That crucial element may soon be available. According to Wilder-Smith who is a co-author of this study, a trial of the insecticide-treated school uniforms in ten schools in Thailand will end in 2015. Meanwhile, laboratory tests at the London School of Hygiene and Tropical Medicine shows that the treated uniforms achieve 80% efficacy against mosquitoes.

Although scientists have just begun to test insecticide-treated school uniforms against dengue, clothes treated with the insecticide permethrin have been used for decades by the military and various outdoor groups to protect their personnel from ticks and mosquito bites. Permethrin is a synthetic chemical widely used to kill and repel insects in agriculture and residences. According to the US Environmental Protection Agency (EPA), permethrin poses low toxicity to mammals but is highly toxic to aquatic fish and invertebrates. Studies show that exposure to permethrin-treated clothes stay well within the safety thresholds set by the US Environmental Protection Agency (EPA).

The approval by EPA may help ease safety concerns of the treated uniforms, but thorough studies are still needed to assess Thai parents’ attitudes towards the uniforms. A 2012 survey of over three hundred Thai parents in one province revealed that most parents (87%) would accept insecticide-treated clothes for their children . “In this specific community, people would be happy to use the clothes,” says Horstick “but the important thing is [for acceptability studies] to be repeated in different communities.”

Another factor determines if insecticide-treated uniforms would be implemented: costs. The 2012 survey shows that two-fifths of parents would not pay extra to get treated uniforms. Furthermore, Tozan estimates that each insecticide-treated uniform would need to cost $1 or less to be considered for Thailand’s universal health benefit package, as the Thai government uses very strict criteria for cost-effectiveness. “An intervention that I find cost-effective in my analysis doesn’t mean it will be implemented by any government,” says Tozan “because there is the question of affordability.”

The treated uniforms will be cheaper if they are mass-produced in Thailand. Wilder-Smith says that the Thai Ministry of Science is keen on producing the treated uniforms locally. Members of the DengueTools consortium, particularly Pattamaporn Kittayapong, professor at Mahidol University in Thailand, are working with the Ministry to develop insecticide-treated uniforms.

Noting that the public has no functioning dengue vaccine (a vaccine that can reduce dengue incidence by half will be released in 2015), Horstick welcomes any ideas that contribute to dengue vector control. Still, Peter Hotez, President of the Sabin Vaccine Institute, says that “until we get a safe and effective vaccine, these [interventions] are ultimately stop-gap measures.”

It seems then that Thai school children would have to wait till 2015, when the effectiveness of the insecticide-treated school uniforms to reduce dengue incidence among students is reported, to know if they will be wearing uniforms that kill mosquitoes.

§ **The task**:
Revise the article on insecticide-treated school uniforms from "Noting that the" through "that kill mosquitoes.", substituting "temporary measures" for "stop-gap measures". None of the material is needed for this work.

§ **Data listing**:
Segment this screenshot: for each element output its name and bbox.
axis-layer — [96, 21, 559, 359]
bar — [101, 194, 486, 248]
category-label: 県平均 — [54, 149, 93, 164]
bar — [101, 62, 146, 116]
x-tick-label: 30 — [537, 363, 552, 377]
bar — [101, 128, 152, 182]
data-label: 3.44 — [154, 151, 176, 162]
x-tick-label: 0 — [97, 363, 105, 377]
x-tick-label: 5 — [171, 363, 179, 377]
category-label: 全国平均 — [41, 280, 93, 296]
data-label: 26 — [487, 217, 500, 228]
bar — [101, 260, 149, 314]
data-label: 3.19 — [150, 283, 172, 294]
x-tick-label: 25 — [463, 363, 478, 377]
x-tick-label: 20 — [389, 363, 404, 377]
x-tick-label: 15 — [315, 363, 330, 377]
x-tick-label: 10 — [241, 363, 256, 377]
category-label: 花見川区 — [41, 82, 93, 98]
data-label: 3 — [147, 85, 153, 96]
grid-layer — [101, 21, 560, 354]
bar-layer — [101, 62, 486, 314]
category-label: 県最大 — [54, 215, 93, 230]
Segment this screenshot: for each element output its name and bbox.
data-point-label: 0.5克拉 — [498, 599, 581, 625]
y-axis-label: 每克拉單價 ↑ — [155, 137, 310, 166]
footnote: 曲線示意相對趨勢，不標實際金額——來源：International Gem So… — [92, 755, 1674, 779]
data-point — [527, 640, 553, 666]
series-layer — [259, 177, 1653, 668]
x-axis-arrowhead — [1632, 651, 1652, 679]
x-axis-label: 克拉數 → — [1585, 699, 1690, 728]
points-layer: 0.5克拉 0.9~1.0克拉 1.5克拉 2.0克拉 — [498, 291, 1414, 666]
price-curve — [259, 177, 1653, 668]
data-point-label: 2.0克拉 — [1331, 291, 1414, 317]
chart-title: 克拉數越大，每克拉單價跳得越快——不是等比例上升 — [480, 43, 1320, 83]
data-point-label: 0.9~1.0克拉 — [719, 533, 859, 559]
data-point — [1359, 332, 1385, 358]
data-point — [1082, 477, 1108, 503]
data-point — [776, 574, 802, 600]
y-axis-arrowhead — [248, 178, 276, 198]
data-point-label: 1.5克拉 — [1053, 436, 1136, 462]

§ **Written response**:
Noting that the public has no functioning dengue vaccine (a vaccine that can reduce dengue incidence by half will be released in 2015), Horstick welcomes any ideas that contribute to dengue vector control. Still, Peter Hotez, President of the Sabin Vaccine Institute, says that “until we get a safe and effective vaccine, these [interventions] are ultimately temporary measures.”

It seems then that Thai school children would have to wait till 2015, when the effectiveness of the insecticide-treated school uniforms to reduce dengue incidence among students is reported, to know if they will be wearing uniforms that kill mosquitoes.